Data entries
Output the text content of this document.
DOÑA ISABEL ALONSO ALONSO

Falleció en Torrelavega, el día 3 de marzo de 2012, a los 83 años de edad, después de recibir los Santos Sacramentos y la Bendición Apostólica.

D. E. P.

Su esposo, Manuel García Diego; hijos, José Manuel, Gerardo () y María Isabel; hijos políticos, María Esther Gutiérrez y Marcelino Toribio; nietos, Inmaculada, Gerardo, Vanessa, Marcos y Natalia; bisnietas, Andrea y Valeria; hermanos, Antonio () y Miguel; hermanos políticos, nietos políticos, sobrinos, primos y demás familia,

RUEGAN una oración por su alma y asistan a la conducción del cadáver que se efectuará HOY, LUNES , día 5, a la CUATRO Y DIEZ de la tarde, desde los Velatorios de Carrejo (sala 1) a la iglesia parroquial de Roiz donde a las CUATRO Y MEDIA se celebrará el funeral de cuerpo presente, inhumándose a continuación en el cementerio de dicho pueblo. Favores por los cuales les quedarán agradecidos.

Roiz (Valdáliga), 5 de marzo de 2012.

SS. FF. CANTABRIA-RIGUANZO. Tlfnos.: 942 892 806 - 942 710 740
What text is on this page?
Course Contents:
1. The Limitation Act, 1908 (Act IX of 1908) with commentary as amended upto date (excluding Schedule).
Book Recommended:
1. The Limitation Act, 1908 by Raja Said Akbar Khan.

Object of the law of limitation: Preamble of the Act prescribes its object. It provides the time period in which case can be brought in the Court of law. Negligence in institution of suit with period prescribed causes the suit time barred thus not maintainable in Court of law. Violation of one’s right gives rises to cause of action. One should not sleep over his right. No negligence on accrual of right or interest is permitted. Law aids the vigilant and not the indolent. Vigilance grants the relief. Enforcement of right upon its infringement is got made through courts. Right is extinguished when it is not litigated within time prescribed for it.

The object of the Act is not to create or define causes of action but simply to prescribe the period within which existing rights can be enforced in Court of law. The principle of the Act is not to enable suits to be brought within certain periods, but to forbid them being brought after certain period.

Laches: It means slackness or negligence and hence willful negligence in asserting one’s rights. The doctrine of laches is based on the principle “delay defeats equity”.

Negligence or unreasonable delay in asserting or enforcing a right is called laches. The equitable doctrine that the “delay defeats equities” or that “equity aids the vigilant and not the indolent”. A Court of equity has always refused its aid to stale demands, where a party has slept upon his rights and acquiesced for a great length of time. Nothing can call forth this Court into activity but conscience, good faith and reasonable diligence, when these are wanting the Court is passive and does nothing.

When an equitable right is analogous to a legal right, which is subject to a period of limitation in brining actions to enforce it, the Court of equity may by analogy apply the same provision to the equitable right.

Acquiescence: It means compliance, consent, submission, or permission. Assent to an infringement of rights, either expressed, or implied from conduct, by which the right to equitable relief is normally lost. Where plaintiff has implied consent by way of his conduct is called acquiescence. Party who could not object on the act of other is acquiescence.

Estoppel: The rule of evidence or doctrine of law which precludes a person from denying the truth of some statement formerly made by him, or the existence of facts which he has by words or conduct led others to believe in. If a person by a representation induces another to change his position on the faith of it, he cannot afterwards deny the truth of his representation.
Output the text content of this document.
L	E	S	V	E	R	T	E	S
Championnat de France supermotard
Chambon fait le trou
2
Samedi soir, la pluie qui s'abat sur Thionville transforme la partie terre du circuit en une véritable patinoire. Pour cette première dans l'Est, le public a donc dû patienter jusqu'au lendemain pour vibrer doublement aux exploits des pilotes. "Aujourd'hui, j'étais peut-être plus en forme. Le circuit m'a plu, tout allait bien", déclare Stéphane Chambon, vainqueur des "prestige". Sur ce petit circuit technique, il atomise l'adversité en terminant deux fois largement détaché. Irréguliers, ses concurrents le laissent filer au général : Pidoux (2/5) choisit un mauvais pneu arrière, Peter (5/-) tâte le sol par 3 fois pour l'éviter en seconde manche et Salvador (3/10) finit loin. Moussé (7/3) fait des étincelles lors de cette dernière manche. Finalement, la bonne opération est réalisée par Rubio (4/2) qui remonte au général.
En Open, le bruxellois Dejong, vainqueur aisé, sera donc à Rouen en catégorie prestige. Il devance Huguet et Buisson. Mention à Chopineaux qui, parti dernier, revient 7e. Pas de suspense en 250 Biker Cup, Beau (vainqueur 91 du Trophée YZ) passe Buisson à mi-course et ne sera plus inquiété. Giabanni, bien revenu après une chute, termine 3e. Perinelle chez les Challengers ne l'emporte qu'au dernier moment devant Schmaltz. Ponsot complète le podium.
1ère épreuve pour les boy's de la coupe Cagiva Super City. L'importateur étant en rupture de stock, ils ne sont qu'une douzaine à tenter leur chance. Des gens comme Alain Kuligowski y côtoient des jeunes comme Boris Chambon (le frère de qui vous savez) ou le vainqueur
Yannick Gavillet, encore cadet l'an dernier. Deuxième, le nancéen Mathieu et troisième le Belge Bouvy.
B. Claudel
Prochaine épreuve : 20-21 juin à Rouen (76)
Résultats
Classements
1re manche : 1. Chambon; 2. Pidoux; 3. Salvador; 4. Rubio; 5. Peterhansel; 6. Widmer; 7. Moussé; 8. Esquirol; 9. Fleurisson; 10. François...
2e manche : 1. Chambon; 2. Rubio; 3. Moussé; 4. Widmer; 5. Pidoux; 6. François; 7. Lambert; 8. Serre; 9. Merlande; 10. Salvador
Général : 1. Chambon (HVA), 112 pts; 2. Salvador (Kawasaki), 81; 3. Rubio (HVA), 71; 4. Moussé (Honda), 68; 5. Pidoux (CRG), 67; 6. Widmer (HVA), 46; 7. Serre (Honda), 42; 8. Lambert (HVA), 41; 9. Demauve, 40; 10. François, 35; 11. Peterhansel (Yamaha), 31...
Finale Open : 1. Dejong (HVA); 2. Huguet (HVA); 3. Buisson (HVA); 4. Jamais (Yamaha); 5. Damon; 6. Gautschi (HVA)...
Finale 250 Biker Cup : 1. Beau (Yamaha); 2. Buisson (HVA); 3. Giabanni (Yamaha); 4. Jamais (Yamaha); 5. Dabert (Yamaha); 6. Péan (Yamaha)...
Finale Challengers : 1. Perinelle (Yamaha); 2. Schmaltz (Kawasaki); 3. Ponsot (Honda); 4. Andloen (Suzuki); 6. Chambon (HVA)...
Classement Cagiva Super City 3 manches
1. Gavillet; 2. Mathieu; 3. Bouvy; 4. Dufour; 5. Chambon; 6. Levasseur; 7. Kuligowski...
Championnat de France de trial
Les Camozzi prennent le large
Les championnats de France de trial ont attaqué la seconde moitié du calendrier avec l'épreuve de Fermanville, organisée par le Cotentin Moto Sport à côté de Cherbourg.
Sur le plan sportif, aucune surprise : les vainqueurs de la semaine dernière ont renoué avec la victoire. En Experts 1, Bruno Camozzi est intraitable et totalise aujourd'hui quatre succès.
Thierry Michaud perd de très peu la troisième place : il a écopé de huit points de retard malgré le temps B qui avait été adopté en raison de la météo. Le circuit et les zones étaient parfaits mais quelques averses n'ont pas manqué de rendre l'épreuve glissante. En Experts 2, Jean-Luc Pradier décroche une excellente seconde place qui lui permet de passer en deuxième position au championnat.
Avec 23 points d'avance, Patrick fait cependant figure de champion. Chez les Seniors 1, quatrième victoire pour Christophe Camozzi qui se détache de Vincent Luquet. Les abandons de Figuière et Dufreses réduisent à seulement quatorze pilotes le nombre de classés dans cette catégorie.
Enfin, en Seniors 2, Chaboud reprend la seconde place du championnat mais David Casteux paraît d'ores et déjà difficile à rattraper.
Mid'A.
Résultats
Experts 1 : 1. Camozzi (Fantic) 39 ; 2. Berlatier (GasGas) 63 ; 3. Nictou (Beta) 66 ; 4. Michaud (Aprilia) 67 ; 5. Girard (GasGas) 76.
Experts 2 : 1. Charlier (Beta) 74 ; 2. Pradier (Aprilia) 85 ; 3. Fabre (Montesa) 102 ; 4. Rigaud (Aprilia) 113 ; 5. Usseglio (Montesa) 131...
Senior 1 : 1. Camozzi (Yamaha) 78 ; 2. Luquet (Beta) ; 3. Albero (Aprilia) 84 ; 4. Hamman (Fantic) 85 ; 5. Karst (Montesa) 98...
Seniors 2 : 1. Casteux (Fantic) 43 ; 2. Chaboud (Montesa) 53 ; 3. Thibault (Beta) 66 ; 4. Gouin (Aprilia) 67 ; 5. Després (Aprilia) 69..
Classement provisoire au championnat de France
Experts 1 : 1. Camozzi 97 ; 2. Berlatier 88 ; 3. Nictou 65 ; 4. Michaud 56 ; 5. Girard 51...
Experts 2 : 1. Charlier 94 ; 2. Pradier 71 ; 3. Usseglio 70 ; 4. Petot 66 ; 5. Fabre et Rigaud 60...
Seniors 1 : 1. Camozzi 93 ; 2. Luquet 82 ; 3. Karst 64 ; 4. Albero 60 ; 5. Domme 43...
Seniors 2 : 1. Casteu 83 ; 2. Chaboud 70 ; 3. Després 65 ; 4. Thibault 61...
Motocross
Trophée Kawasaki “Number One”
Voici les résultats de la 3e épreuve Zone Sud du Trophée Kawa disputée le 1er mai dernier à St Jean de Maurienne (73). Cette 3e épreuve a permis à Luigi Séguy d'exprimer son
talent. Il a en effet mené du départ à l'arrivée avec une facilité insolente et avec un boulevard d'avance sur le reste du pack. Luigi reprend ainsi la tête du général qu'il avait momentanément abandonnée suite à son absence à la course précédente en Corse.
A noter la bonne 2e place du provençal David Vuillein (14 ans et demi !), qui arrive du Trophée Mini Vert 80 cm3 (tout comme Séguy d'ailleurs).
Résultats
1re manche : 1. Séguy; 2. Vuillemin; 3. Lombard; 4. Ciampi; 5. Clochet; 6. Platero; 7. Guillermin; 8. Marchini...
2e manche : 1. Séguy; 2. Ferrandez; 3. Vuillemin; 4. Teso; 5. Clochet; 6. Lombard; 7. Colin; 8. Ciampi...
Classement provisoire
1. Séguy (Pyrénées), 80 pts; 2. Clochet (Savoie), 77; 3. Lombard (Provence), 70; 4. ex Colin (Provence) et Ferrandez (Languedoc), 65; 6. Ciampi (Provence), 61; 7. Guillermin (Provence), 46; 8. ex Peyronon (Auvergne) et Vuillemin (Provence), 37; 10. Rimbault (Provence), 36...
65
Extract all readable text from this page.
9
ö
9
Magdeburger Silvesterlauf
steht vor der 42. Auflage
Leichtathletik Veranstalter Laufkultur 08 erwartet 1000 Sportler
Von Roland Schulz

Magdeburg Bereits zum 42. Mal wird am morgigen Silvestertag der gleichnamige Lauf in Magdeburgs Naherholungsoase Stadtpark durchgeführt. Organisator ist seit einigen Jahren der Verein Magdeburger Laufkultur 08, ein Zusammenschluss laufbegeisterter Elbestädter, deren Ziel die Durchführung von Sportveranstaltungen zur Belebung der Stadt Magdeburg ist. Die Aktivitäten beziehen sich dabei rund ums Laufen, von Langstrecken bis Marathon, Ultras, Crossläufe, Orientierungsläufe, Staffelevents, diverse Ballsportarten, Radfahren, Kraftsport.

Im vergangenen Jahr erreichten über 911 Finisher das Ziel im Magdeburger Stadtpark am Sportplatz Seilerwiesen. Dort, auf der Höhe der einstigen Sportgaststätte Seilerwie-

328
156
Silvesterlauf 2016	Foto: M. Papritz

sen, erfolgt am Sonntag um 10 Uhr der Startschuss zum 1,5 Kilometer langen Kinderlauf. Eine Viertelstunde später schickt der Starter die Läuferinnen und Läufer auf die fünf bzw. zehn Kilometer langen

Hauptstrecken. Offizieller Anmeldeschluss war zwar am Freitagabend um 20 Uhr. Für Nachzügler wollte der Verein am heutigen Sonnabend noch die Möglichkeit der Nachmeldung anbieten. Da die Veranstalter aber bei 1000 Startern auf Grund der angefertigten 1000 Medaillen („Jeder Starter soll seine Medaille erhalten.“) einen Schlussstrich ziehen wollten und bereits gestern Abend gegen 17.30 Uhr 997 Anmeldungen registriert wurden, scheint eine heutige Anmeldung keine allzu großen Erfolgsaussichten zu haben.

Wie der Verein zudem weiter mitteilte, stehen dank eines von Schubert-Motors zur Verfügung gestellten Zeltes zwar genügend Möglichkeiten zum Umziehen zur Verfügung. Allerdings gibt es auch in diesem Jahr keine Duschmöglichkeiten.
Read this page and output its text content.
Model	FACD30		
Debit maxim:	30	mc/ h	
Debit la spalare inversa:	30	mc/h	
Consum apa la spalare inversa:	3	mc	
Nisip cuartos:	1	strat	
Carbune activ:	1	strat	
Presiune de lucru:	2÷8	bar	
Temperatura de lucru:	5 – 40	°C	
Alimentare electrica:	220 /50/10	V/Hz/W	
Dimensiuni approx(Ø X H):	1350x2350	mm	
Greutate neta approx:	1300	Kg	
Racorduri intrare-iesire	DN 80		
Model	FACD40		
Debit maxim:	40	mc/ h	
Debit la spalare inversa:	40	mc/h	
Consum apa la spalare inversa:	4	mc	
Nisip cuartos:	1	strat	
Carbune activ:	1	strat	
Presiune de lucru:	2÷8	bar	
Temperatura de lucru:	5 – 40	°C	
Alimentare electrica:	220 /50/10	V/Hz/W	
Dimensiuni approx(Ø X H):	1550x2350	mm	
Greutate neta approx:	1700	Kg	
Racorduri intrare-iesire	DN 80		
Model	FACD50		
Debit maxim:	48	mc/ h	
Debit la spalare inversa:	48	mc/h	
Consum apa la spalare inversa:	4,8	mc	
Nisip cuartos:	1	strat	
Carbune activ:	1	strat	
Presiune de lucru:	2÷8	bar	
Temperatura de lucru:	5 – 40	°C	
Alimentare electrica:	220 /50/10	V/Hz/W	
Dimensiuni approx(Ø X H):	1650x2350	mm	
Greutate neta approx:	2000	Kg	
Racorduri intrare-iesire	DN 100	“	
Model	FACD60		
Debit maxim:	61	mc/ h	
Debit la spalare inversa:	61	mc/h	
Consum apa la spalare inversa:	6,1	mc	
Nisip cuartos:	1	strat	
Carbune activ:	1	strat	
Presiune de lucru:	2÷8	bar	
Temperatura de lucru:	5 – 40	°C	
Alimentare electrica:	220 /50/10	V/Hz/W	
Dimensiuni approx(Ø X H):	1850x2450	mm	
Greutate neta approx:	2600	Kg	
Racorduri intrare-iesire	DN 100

> Work to be completed: Which lines contain the word "Gavillet"? Copy each of them.

> Exercise answer:
Yannick Gavillet, encore cadet l'an dernier. Deuxième, le nancéen Mathieu et troisième le Belge Bouvy.
1. Gavillet; 2. Mathieu; 3. Bouvy; 4. Dufour; 5. Chambon; 6. Levasseur; 7. Kuligowski...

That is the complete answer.